Dataset rows about figures
┄┄┄┄┄┄┄┄┄┄┄┄┄┄┄┄┄┄┄┄

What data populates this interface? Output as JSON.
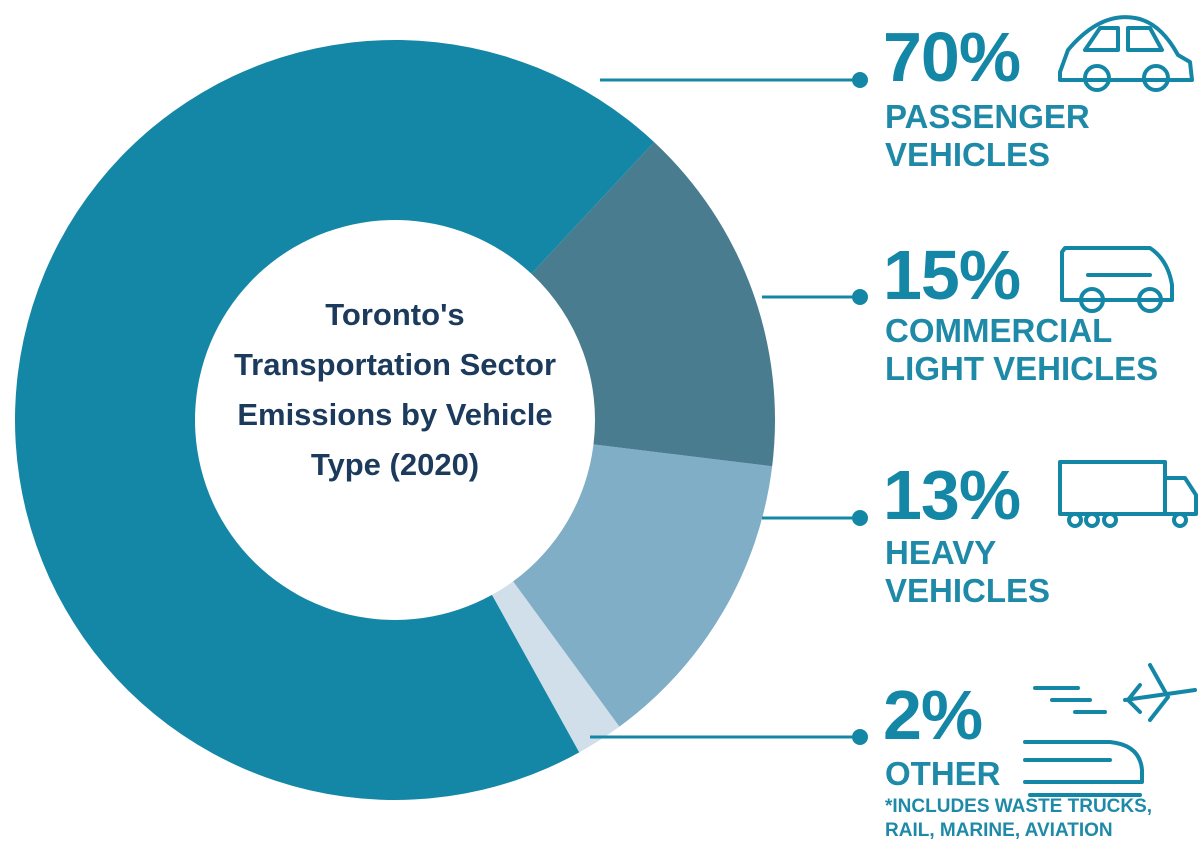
{
  "chart_data": {
    "type": "pie",
    "donut": true,
    "title": "Toronto's Transportation Sector Emissions by Vehicle Type (2020)",
    "categories": [
      "PASSENGER VEHICLES",
      "COMMERCIAL LIGHT VEHICLES",
      "HEAVY VEHICLES",
      "OTHER"
    ],
    "values": [
      70,
      15,
      13,
      2
    ],
    "value_labels": [
      "70%",
      "15%",
      "13%",
      "2%"
    ],
    "colors": [
      "#1587a6",
      "#4a7c8f",
      "#80aec6",
      "#d0dfea"
    ],
    "footnote": "*INCLUDES WASTE TRUCKS, RAIL, MARINE, AVIATION"
  }
}
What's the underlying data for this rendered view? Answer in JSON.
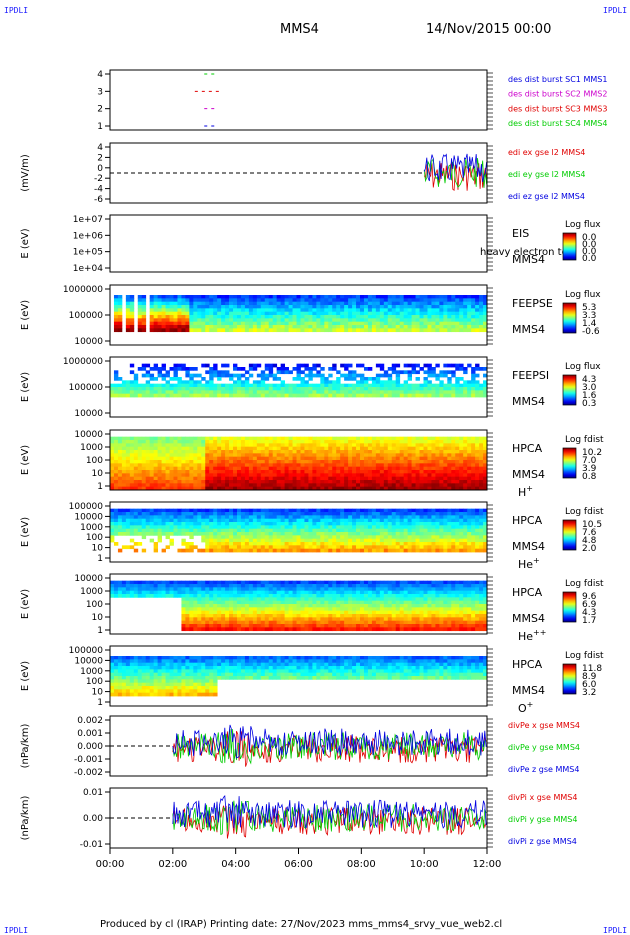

┄┄┄┄┄┄┄┄┄┄┄┄┄┄┄┄┄┄┄┄

_AIM OF THE EXERCISE_
Can you retype every record above exactly, leaving out the pictures?

_RESULT OF THE EXERCISE_
What data populates this interface? Output as JSON.
{
  "chart_data": {
    "type": "pie",
    "donut": true,
    "title": "Toronto's Transportation Sector Emissions by Vehicle Type (2020)",
    "categories": [
      "PASSENGER VEHICLES",
      "COMMERCIAL LIGHT VEHICLES",
      "HEAVY VEHICLES",
      "OTHER"
    ],
    "values": [
      70,
      15,
      13,
      2
    ],
    "value_labels": [
      "70%",
      "15%",
      "13%",
      "2%"
    ],
    "colors": [
      "#1587a6",
      "#4a7c8f",
      "#80aec6",
      "#d0dfea"
    ],
    "footnote": "*INCLUDES WASTE TRUCKS, RAIL, MARINE, AVIATION"
  }
}
What's the underlying data for this rendered view? Answer in JSON.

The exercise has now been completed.